• **Aim**
Beneath this task is a listing. State how many of its lines include the string "wstąpienie", giving nothing but the number.

• **Data for this task**
* Start *

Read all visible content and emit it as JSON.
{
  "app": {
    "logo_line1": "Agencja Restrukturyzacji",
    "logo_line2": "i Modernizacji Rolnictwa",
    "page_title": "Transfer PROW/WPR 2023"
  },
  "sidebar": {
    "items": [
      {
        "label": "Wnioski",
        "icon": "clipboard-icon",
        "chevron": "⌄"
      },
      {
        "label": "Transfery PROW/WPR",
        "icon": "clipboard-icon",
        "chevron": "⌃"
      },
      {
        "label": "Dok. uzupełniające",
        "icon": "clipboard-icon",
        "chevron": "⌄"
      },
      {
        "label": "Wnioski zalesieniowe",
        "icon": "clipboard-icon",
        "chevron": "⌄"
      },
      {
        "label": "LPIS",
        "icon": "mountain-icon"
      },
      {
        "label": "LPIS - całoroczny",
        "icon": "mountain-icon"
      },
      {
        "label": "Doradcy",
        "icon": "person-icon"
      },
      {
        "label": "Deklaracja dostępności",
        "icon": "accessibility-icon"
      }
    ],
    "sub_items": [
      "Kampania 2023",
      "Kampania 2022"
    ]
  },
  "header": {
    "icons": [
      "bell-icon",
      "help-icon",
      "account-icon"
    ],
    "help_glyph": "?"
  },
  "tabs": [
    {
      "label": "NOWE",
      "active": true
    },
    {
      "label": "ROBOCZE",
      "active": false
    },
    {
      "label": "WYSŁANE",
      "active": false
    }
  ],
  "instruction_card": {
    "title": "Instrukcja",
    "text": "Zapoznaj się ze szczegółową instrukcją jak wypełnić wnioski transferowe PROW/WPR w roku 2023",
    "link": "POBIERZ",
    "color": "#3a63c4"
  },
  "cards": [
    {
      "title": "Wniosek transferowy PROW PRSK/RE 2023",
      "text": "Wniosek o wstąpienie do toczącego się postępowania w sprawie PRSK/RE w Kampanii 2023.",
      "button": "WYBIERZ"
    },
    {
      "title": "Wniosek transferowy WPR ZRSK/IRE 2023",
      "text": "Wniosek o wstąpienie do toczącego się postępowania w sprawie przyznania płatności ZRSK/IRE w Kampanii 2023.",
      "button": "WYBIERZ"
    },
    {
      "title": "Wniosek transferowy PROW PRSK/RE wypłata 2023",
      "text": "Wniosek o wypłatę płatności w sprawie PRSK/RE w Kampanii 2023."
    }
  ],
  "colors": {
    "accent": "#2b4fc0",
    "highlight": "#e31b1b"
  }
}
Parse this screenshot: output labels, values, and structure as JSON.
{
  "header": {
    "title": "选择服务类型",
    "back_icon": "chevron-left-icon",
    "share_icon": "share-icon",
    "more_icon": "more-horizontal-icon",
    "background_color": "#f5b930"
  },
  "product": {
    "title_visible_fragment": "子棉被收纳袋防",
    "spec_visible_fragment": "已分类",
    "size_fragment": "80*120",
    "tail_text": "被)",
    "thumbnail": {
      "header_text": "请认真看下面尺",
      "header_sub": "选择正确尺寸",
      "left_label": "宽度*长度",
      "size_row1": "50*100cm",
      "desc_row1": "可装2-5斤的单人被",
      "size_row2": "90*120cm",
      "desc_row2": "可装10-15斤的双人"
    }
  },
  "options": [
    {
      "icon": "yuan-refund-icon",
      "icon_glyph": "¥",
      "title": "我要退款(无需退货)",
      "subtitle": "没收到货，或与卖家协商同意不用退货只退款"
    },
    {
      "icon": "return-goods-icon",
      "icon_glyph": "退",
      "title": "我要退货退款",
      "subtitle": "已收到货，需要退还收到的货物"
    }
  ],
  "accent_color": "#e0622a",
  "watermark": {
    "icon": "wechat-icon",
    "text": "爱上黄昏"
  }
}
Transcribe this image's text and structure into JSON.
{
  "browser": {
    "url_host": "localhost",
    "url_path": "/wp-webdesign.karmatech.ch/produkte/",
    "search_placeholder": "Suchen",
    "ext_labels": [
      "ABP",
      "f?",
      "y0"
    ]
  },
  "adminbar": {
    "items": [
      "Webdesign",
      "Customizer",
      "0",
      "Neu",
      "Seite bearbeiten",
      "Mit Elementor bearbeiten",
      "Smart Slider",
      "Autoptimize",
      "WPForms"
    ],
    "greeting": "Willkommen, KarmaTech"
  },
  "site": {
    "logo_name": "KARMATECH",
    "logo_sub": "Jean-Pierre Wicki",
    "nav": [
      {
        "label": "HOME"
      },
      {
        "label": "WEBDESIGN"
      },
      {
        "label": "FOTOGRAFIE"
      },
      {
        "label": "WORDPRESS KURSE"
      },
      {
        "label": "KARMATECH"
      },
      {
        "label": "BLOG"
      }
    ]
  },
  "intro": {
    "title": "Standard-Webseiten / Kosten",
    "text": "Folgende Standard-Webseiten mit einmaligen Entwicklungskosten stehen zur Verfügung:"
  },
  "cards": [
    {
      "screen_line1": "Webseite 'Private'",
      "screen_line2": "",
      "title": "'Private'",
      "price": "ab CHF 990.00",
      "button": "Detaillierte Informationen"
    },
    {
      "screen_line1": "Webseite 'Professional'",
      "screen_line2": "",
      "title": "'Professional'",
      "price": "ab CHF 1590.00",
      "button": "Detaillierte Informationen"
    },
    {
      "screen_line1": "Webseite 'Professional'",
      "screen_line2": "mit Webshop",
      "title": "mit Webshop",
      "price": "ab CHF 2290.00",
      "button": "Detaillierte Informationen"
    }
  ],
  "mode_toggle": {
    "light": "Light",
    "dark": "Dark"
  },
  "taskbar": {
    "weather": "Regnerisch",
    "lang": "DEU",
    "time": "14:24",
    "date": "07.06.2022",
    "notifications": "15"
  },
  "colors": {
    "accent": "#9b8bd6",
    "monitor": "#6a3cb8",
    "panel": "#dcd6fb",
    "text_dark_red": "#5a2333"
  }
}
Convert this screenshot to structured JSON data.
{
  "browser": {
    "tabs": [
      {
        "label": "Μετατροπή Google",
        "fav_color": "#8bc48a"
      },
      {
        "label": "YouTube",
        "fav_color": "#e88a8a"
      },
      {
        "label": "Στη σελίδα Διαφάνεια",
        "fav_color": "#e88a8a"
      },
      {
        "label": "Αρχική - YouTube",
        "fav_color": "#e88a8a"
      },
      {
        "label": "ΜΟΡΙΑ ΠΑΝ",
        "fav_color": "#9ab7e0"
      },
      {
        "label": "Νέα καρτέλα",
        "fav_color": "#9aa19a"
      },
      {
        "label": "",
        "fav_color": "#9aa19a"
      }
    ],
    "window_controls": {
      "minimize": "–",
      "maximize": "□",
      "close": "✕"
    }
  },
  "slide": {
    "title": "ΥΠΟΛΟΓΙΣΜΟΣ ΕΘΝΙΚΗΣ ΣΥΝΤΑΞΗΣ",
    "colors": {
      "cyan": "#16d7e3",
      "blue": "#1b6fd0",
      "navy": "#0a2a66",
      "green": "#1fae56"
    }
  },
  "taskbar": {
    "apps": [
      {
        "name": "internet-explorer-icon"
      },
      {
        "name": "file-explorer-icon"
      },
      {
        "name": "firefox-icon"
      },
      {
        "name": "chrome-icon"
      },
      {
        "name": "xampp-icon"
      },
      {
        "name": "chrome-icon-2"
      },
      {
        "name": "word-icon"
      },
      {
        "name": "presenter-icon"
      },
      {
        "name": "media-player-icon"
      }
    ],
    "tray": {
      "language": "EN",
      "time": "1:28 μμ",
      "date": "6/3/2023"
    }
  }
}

* End *

• **Task output**
2